Chart and figure data >>

▬▬▬

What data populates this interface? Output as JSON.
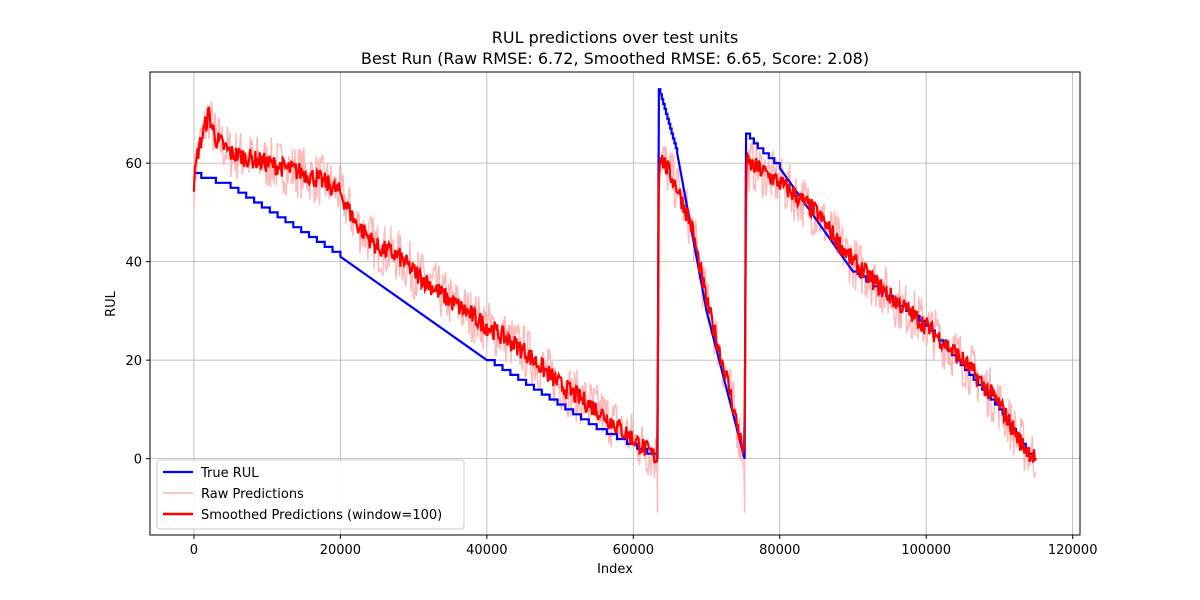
{
  "chart_data": {
    "type": "line",
    "title": "RUL predictions over test units",
    "subtitle": "Best Run (Raw RMSE: 6.72, Smoothed RMSE: 6.65, Score: 2.08)",
    "xlabel": "Index",
    "ylabel": "RUL",
    "xlim": [
      -6000,
      121000
    ],
    "ylim": [
      -15.5,
      78.5
    ],
    "xticks": [
      0,
      20000,
      40000,
      60000,
      80000,
      100000,
      120000
    ],
    "yticks": [
      0,
      20,
      40,
      60
    ],
    "grid": true,
    "legend_position": "bottom-left",
    "series": [
      {
        "name": "True RUL",
        "color": "#0000ff",
        "style": "step",
        "points": [
          [
            0,
            58
          ],
          [
            1000,
            57
          ],
          [
            5000,
            55
          ],
          [
            20000,
            41
          ],
          [
            40000,
            20
          ],
          [
            55000,
            6
          ],
          [
            63300,
            0
          ],
          [
            63500,
            75
          ],
          [
            66000,
            62
          ],
          [
            70000,
            30
          ],
          [
            75200,
            0
          ],
          [
            75400,
            66
          ],
          [
            77000,
            63
          ],
          [
            80000,
            59
          ],
          [
            90000,
            38
          ],
          [
            100000,
            27
          ],
          [
            110000,
            10
          ],
          [
            114500,
            0
          ]
        ]
      },
      {
        "name": "Raw Predictions",
        "color": "#ffb0b0",
        "style": "noisy",
        "min_spike": -11,
        "spike_positions": [
          63300,
          75200
        ]
      },
      {
        "name": "Smoothed Predictions (window=100)",
        "color": "#ff0000",
        "style": "noisy",
        "points": [
          [
            0,
            56
          ],
          [
            500,
            62
          ],
          [
            2000,
            70
          ],
          [
            3000,
            65
          ],
          [
            5000,
            62
          ],
          [
            10000,
            60
          ],
          [
            15000,
            58
          ],
          [
            18000,
            56
          ],
          [
            20000,
            54
          ],
          [
            22000,
            48
          ],
          [
            25000,
            43
          ],
          [
            28000,
            41
          ],
          [
            30000,
            38
          ],
          [
            35000,
            32
          ],
          [
            40000,
            27
          ],
          [
            45000,
            22
          ],
          [
            50000,
            15
          ],
          [
            55000,
            10
          ],
          [
            60000,
            4
          ],
          [
            62000,
            1.5
          ],
          [
            63300,
            0
          ],
          [
            63500,
            62
          ],
          [
            66000,
            55
          ],
          [
            68000,
            47
          ],
          [
            70000,
            32
          ],
          [
            73000,
            15
          ],
          [
            75200,
            0
          ],
          [
            75400,
            60
          ],
          [
            77000,
            59
          ],
          [
            80000,
            56
          ],
          [
            85000,
            50
          ],
          [
            90000,
            40
          ],
          [
            95000,
            33
          ],
          [
            100000,
            27
          ],
          [
            105000,
            20
          ],
          [
            110000,
            11
          ],
          [
            113000,
            3
          ],
          [
            115000,
            0
          ]
        ]
      }
    ]
  }
}
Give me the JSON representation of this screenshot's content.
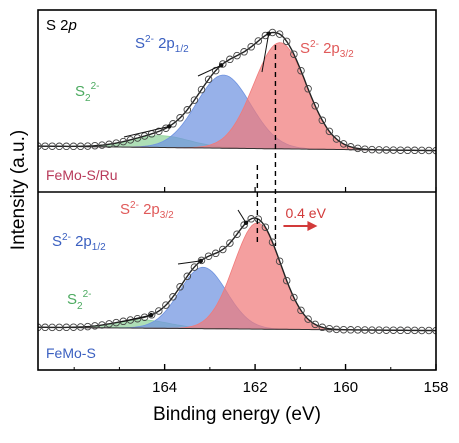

▬▬▬

Show every line of the listing in which the string "Smoothed" can be found.

Result of this exercise >>
    "subtitle": "Best Run (Raw RMSE: 6.72, Smoothed RMSE: 6.65, Score: 2.08)",
        "name": "Smoothed Predictions (window=100)",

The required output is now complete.